━━━━━ Data supplied ━━━━━

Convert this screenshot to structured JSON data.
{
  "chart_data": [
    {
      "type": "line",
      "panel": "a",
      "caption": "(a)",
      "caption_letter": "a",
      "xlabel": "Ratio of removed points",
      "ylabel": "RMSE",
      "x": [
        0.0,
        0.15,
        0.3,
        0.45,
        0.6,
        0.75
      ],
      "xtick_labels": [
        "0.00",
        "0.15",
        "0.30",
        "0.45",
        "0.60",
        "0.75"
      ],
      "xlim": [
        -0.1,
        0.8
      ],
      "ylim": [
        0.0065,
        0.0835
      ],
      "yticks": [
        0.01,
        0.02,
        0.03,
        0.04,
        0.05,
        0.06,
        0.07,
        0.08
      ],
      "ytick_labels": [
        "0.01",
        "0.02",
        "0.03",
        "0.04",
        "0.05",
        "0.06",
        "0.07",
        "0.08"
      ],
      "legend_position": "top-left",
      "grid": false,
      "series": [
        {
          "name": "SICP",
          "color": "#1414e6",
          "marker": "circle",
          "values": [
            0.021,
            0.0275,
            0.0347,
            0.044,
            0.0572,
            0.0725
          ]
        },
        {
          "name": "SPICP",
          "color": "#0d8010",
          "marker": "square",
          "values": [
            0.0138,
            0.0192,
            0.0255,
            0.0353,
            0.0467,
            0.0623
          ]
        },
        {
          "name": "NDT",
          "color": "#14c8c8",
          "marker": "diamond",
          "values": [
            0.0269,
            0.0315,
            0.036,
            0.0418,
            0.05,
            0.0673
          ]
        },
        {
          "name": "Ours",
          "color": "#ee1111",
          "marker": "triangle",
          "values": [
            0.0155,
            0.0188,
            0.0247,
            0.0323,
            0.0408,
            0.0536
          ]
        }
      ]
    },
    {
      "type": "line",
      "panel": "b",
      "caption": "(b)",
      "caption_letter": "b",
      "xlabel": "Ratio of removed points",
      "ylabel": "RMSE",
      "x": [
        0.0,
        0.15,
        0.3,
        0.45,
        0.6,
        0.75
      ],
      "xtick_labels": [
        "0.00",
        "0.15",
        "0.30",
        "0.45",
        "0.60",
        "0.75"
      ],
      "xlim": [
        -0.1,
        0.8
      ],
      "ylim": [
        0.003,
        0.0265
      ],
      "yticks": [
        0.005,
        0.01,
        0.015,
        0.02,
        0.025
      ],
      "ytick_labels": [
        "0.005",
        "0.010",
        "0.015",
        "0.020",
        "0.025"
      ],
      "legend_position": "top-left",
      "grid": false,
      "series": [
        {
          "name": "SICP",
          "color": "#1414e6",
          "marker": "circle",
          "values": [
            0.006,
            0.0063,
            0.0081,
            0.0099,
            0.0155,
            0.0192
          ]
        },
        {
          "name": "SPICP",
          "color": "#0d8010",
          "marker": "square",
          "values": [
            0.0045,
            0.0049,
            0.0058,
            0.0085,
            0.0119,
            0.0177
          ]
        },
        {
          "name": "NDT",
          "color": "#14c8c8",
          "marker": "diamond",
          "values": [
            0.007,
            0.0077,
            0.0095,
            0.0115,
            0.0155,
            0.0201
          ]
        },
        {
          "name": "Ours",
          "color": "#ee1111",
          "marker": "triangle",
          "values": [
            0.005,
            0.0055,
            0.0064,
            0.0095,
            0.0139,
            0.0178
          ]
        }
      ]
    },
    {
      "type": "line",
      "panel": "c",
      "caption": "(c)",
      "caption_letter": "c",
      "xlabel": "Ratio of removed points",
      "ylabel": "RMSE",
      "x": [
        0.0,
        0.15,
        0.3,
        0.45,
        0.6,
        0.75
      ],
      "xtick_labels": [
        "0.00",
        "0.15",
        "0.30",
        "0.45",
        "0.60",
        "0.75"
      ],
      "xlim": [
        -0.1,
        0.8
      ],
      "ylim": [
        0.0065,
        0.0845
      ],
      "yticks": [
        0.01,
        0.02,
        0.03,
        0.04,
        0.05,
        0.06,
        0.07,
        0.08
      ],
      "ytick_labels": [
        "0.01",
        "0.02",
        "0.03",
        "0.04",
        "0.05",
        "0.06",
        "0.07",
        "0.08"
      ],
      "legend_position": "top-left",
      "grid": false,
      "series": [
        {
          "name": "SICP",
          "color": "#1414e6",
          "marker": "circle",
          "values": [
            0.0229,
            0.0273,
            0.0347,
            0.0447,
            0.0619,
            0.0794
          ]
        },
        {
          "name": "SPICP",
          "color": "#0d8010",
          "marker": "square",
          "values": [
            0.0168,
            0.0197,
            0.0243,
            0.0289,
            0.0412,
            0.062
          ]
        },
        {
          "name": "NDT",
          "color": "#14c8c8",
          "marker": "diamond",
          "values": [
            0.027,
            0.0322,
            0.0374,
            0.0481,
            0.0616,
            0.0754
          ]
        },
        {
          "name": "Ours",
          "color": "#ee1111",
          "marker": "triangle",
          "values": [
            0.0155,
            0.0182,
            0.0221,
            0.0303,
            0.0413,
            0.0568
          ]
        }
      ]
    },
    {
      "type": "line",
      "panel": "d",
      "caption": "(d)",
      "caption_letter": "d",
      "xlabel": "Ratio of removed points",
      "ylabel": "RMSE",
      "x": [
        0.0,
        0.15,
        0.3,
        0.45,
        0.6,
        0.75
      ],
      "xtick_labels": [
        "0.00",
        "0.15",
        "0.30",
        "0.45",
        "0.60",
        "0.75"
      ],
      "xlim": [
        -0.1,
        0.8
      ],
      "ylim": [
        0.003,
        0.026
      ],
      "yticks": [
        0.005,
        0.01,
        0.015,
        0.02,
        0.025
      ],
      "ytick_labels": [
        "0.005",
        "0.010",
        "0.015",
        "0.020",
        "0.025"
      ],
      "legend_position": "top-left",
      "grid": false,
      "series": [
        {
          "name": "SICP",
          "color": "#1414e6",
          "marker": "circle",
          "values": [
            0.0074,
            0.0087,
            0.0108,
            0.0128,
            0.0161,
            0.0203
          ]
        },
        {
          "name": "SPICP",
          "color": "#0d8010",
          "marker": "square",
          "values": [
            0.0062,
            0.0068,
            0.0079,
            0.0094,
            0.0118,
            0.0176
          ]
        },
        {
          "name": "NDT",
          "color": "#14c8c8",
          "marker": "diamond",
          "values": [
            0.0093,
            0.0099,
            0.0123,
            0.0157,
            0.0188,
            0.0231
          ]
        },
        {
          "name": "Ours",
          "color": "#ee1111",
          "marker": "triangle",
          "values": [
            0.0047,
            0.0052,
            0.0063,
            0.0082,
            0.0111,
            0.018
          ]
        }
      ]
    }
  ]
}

━━━━━

### [What to produce]
Return all of the data precisely as it appears.

### [Correct output]
Convert this screenshot to structured JSON data.
{
  "chart_data": [
    {
      "type": "line",
      "panel": "a",
      "caption": "(a)",
      "caption_letter": "a",
      "xlabel": "Ratio of removed points",
      "ylabel": "RMSE",
      "x": [
        0.0,
        0.15,
        0.3,
        0.45,
        0.6,
        0.75
      ],
      "xtick_labels": [
        "0.00",
        "0.15",
        "0.30",
        "0.45",
        "0.60",
        "0.75"
      ],
      "xlim": [
        -0.1,
        0.8
      ],
      "ylim": [
        0.0065,
        0.0835
      ],
      "yticks": [
        0.01,
        0.02,
        0.03,
        0.04,
        0.05,
        0.06,
        0.07,
        0.08
      ],
      "ytick_labels": [
        "0.01",
        "0.02",
        "0.03",
        "0.04",
        "0.05",
        "0.06",
        "0.07",
        "0.08"
      ],
      "legend_position": "top-left",
      "grid": false,
      "series": [
        {
          "name": "SICP",
          "color": "#1414e6",
          "marker": "circle",
          "values": [
            0.021,
            0.0275,
            0.0347,
            0.044,
            0.0572,
            0.0725
          ]
        },
        {
          "name": "SPICP",
          "color": "#0d8010",
          "marker": "square",
          "values": [
            0.0138,
            0.0192,
            0.0255,
            0.0353,
            0.0467,
            0.0623
          ]
        },
        {
          "name": "NDT",
          "color": "#14c8c8",
          "marker": "diamond",
          "values": [
            0.0269,
            0.0315,
            0.036,
            0.0418,
            0.05,
            0.0673
          ]
        },
        {
          "name": "Ours",
          "color": "#ee1111",
          "marker": "triangle",
          "values": [
            0.0155,
            0.0188,
            0.0247,
            0.0323,
            0.0408,
            0.0536
          ]
        }
      ]
    },
    {
      "type": "line",
      "panel": "b",
      "caption": "(b)",
      "caption_letter": "b",
      "xlabel": "Ratio of removed points",
      "ylabel": "RMSE",
      "x": [
        0.0,
        0.15,
        0.3,
        0.45,
        0.6,
        0.75
      ],
      "xtick_labels": [
        "0.00",
        "0.15",
        "0.30",
        "0.45",
        "0.60",
        "0.75"
      ],
      "xlim": [
        -0.1,
        0.8
      ],
      "ylim": [
        0.003,
        0.0265
      ],
      "yticks": [
        0.005,
        0.01,
        0.015,
        0.02,
        0.025
      ],
      "ytick_labels": [
        "0.005",
        "0.010",
        "0.015",
        "0.020",
        "0.025"
      ],
      "legend_position": "top-left",
      "grid": false,
      "series": [
        {
          "name": "SICP",
          "color": "#1414e6",
          "marker": "circle",
          "values": [
            0.006,
            0.0063,
            0.0081,
            0.0099,
            0.0155,
            0.0192
          ]
        },
        {
          "name": "SPICP",
          "color": "#0d8010",
          "marker": "square",
          "values": [
            0.0045,
            0.0049,
            0.0058,
            0.0085,
            0.0119,
            0.0177
          ]
        },
        {
          "name": "NDT",
          "color": "#14c8c8",
          "marker": "diamond",
          "values": [
            0.007,
            0.0077,
            0.0095,
            0.0115,
            0.0155,
            0.0201
          ]
        },
        {
          "name": "Ours",
          "color": "#ee1111",
          "marker": "triangle",
          "values": [
            0.005,
            0.0055,
            0.0064,
            0.0095,
            0.0139,
            0.0178
          ]
        }
      ]
    },
    {
      "type": "line",
      "panel": "c",
      "caption": "(c)",
      "caption_letter": "c",
      "xlabel": "Ratio of removed points",
      "ylabel": "RMSE",
      "x": [
        0.0,
        0.15,
        0.3,
        0.45,
        0.6,
        0.75
      ],
      "xtick_labels": [
        "0.00",
        "0.15",
        "0.30",
        "0.45",
        "0.60",
        "0.75"
      ],
      "xlim": [
        -0.1,
        0.8
      ],
      "ylim": [
        0.0065,
        0.0845
      ],
      "yticks": [
        0.01,
        0.02,
        0.03,
        0.04,
        0.05,
        0.06,
        0.07,
        0.08
      ],
      "ytick_labels": [
        "0.01",
        "0.02",
        "0.03",
        "0.04",
        "0.05",
        "0.06",
        "0.07",
        "0.08"
      ],
      "legend_position": "top-left",
      "grid": false,
      "series": [
        {
          "name": "SICP",
          "color": "#1414e6",
          "marker": "circle",
          "values": [
            0.0229,
            0.0273,
            0.0347,
            0.0447,
            0.0619,
            0.0794
          ]
        },
        {
          "name": "SPICP",
          "color": "#0d8010",
          "marker": "square",
          "values": [
            0.0168,
            0.0197,
            0.0243,
            0.0289,
            0.0412,
            0.062
          ]
        },
        {
          "name": "NDT",
          "color": "#14c8c8",
          "marker": "diamond",
          "values": [
            0.027,
            0.0322,
            0.0374,
            0.0481,
            0.0616,
            0.0754
          ]
        },
        {
          "name": "Ours",
          "color": "#ee1111",
          "marker": "triangle",
          "values": [
            0.0155,
            0.0182,
            0.0221,
            0.0303,
            0.0413,
            0.0568
          ]
        }
      ]
    },
    {
      "type": "line",
      "panel": "d",
      "caption": "(d)",
      "caption_letter": "d",
      "xlabel": "Ratio of removed points",
      "ylabel": "RMSE",
      "x": [
        0.0,
        0.15,
        0.3,
        0.45,
        0.6,
        0.75
      ],
      "xtick_labels": [
        "0.00",
        "0.15",
        "0.30",
        "0.45",
        "0.60",
        "0.75"
      ],
      "xlim": [
        -0.1,
        0.8
      ],
      "ylim": [
        0.003,
        0.026
      ],
      "yticks": [
        0.005,
        0.01,
        0.015,
        0.02,
        0.025
      ],
      "ytick_labels": [
        "0.005",
        "0.010",
        "0.015",
        "0.020",
        "0.025"
      ],
      "legend_position": "top-left",
      "grid": false,
      "series": [
        {
          "name": "SICP",
          "color": "#1414e6",
          "marker": "circle",
          "values": [
            0.0074,
            0.0087,
            0.0108,
            0.0128,
            0.0161,
            0.0203
          ]
        },
        {
          "name": "SPICP",
          "color": "#0d8010",
          "marker": "square",
          "values": [
            0.0062,
            0.0068,
            0.0079,
            0.0094,
            0.0118,
            0.0176
          ]
        },
        {
          "name": "NDT",
          "color": "#14c8c8",
          "marker": "diamond",
          "values": [
            0.0093,
            0.0099,
            0.0123,
            0.0157,
            0.0188,
            0.0231
          ]
        },
        {
          "name": "Ours",
          "color": "#ee1111",
          "marker": "triangle",
          "values": [
            0.0047,
            0.0052,
            0.0063,
            0.0082,
            0.0111,
            0.018
          ]
        }
      ]
    }
  ]
}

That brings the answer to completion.